--- START EXERCISE MATERIALS ---

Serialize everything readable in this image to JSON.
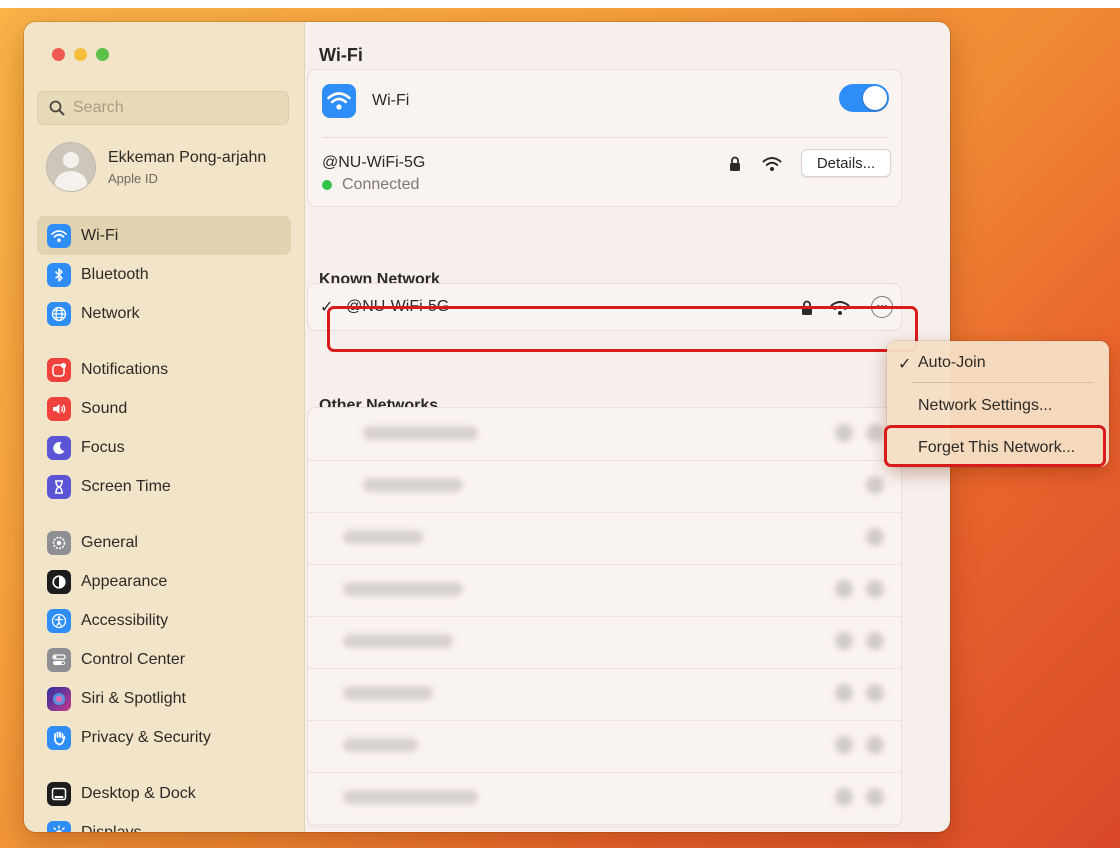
{
  "sidebar": {
    "search_placeholder": "Search",
    "profile": {
      "name": "Ekkeman Pong-arjahn",
      "subtitle": "Apple ID"
    },
    "items": [
      {
        "label": "Wi-Fi",
        "icon": "wifi-icon",
        "color": "#2f8df7",
        "active": true
      },
      {
        "label": "Bluetooth",
        "icon": "bluetooth-icon",
        "color": "#2f8df7"
      },
      {
        "label": "Network",
        "icon": "globe-icon",
        "color": "#2f8df7"
      },
      {
        "label": "Notifications",
        "icon": "bell-icon",
        "color": "#f0413c"
      },
      {
        "label": "Sound",
        "icon": "speaker-icon",
        "color": "#f0413c"
      },
      {
        "label": "Focus",
        "icon": "moon-icon",
        "color": "#5b55d6"
      },
      {
        "label": "Screen Time",
        "icon": "hourglass-icon",
        "color": "#5b55d6"
      },
      {
        "label": "General",
        "icon": "gear-icon",
        "color": "#8e8e93"
      },
      {
        "label": "Appearance",
        "icon": "appearance-icon",
        "color": "#1c1c1e"
      },
      {
        "label": "Accessibility",
        "icon": "accessibility-icon",
        "color": "#2f8df7"
      },
      {
        "label": "Control Center",
        "icon": "control-center-icon",
        "color": "#8e8e93"
      },
      {
        "label": "Siri & Spotlight",
        "icon": "siri-icon",
        "color": "#7a3fd1"
      },
      {
        "label": "Privacy & Security",
        "icon": "hand-icon",
        "color": "#2f8df7"
      },
      {
        "label": "Desktop & Dock",
        "icon": "dock-icon",
        "color": "#1c1c1e"
      },
      {
        "label": "Displays",
        "icon": "sun-icon",
        "color": "#2f8df7"
      }
    ]
  },
  "main": {
    "title": "Wi-Fi",
    "wifi_label": "Wi-Fi",
    "wifi_enabled": true,
    "current_network": "@NU-WiFi-5G",
    "current_status": "Connected",
    "details_label": "Details...",
    "known_header": "Known Network",
    "known_network": "@NU-WiFi-5G",
    "other_header": "Other Networks"
  },
  "context_menu": {
    "items": [
      {
        "label": "Auto-Join",
        "checked": true
      },
      {
        "label": "Network Settings..."
      },
      {
        "label": "Forget This Network..."
      }
    ]
  },
  "colors": {
    "accent": "#2f8df7",
    "highlight": "#d81b1b",
    "connected": "#33c24a"
  }
}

--- END EXERCISE MATERIALS ---

PROBLEM DESCRIPTION |
Write out the material above once more, exactly as it reads, with no pictures.

EXERCISE RESULT |
Serialize everything readable in this image to JSON.
{
  "sidebar": {
    "search_placeholder": "Search",
    "profile": {
      "name": "Ekkeman Pong-arjahn",
      "subtitle": "Apple ID"
    },
    "items": [
      {
        "label": "Wi-Fi",
        "icon": "wifi-icon",
        "color": "#2f8df7",
        "active": true
      },
      {
        "label": "Bluetooth",
        "icon": "bluetooth-icon",
        "color": "#2f8df7"
      },
      {
        "label": "Network",
        "icon": "globe-icon",
        "color": "#2f8df7"
      },
      {
        "label": "Notifications",
        "icon": "bell-icon",
        "color": "#f0413c"
      },
      {
        "label": "Sound",
        "icon": "speaker-icon",
        "color": "#f0413c"
      },
      {
        "label": "Focus",
        "icon": "moon-icon",
        "color": "#5b55d6"
      },
      {
        "label": "Screen Time",
        "icon": "hourglass-icon",
        "color": "#5b55d6"
      },
      {
        "label": "General",
        "icon": "gear-icon",
        "color": "#8e8e93"
      },
      {
        "label": "Appearance",
        "icon": "appearance-icon",
        "color": "#1c1c1e"
      },
      {
        "label": "Accessibility",
        "icon": "accessibility-icon",
        "color": "#2f8df7"
      },
      {
        "label": "Control Center",
        "icon": "control-center-icon",
        "color": "#8e8e93"
      },
      {
        "label": "Siri & Spotlight",
        "icon": "siri-icon",
        "color": "#7a3fd1"
      },
      {
        "label": "Privacy & Security",
        "icon": "hand-icon",
        "color": "#2f8df7"
      },
      {
        "label": "Desktop & Dock",
        "icon": "dock-icon",
        "color": "#1c1c1e"
      },
      {
        "label": "Displays",
        "icon": "sun-icon",
        "color": "#2f8df7"
      }
    ]
  },
  "main": {
    "title": "Wi-Fi",
    "wifi_label": "Wi-Fi",
    "wifi_enabled": true,
    "current_network": "@NU-WiFi-5G",
    "current_status": "Connected",
    "details_label": "Details...",
    "known_header": "Known Network",
    "known_network": "@NU-WiFi-5G",
    "other_header": "Other Networks"
  },
  "context_menu": {
    "items": [
      {
        "label": "Auto-Join",
        "checked": true
      },
      {
        "label": "Network Settings..."
      },
      {
        "label": "Forget This Network..."
      }
    ]
  },
  "colors": {
    "accent": "#2f8df7",
    "highlight": "#d81b1b",
    "connected": "#33c24a"
  }
}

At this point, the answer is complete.